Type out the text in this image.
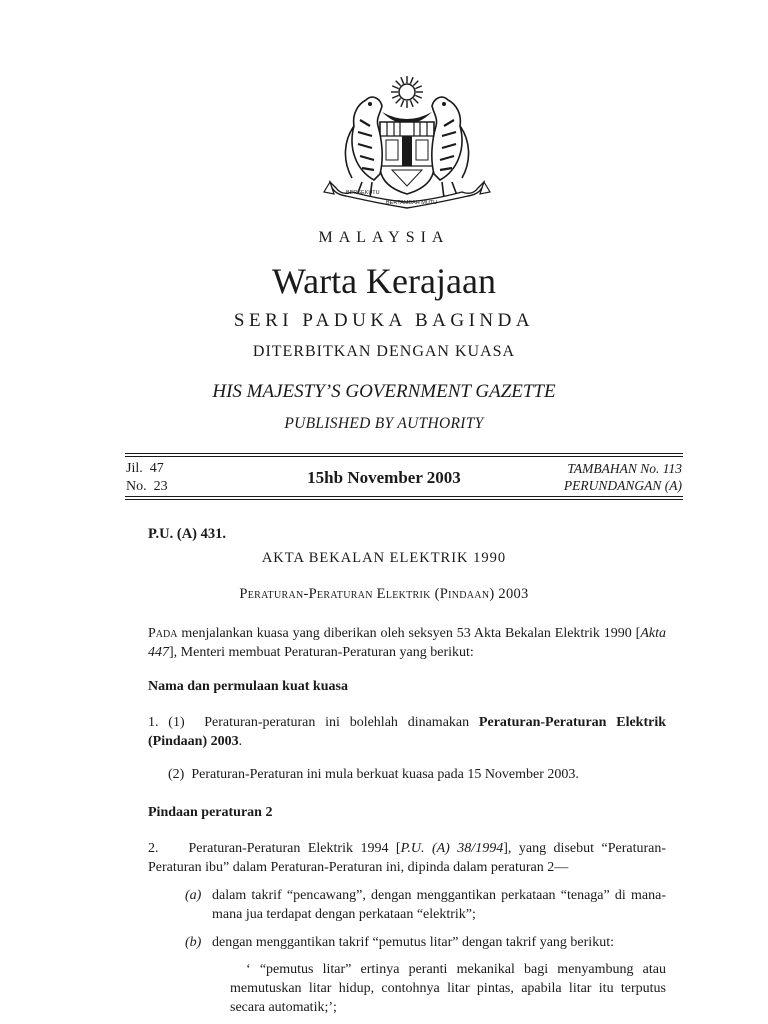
BERSEKUTU
BERTAMBAH MUTU
MALAYSIA
Warta Kerajaan
SERI PADUKA BAGINDA
DITERBITKAN DENGAN KUASA
HIS MAJESTY’S GOVERNMENT GAZETTE
PUBLISHED BY AUTHORITY
Jil.  47
No.  23	15hb November 2003	TAMBAHAN No. 113
PERUNDANGAN (A)
P.U. (A) 431.
AKTA BEKALAN ELEKTRIK 1990
Peraturan-Peraturan Elektrik (Pindaan) 2003
Pada menjalankan kuasa yang diberikan oleh seksyen 53 Akta Bekalan Elektrik 1990 [Akta 447], Menteri membuat Peraturan-Peraturan yang berikut:
Nama dan permulaan kuat kuasa
1. (1)  Peraturan-peraturan ini bolehlah dinamakan Peraturan-Peraturan Elektrik (Pindaan) 2003.
(2)  Peraturan-Peraturan ini mula berkuat kuasa pada 15 November 2003.
Pindaan peraturan 2
2.    Peraturan-Peraturan Elektrik 1994 [P.U. (A) 38/1994], yang disebut “Peraturan-Peraturan ibu” dalam Peraturan-Peraturan ini, dipinda dalam peraturan 2—
(a) dalam takrif “pencawang”, dengan menggantikan perkataan “tenaga” di mana-mana jua terdapat dengan perkataan “elektrik”;
(b) dengan menggantikan takrif “pemutus litar” dengan takrif yang berikut:
‘ “pemutus litar” ertinya peranti mekanikal bagi menyambung atau memutuskan litar hidup, contohnya litar pintas, apabila litar itu terputus secara automatik;’;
####################
> **YOUR TASK**
Look through the listing above. Pick out each line with "dalam" and copy it.

> **THE ANSWER**
2.    Peraturan-Peraturan Elektrik 1994 [P.U. (A) 38/1994], yang disebut “Peraturan-Peraturan ibu” dalam Peraturan-Peraturan ini, dipinda dalam peraturan 2—
(a) dalam takrif “pencawang”, dengan menggantikan perkataan “tenaga” di mana-mana jua terdapat dengan perkataan “elektrik”;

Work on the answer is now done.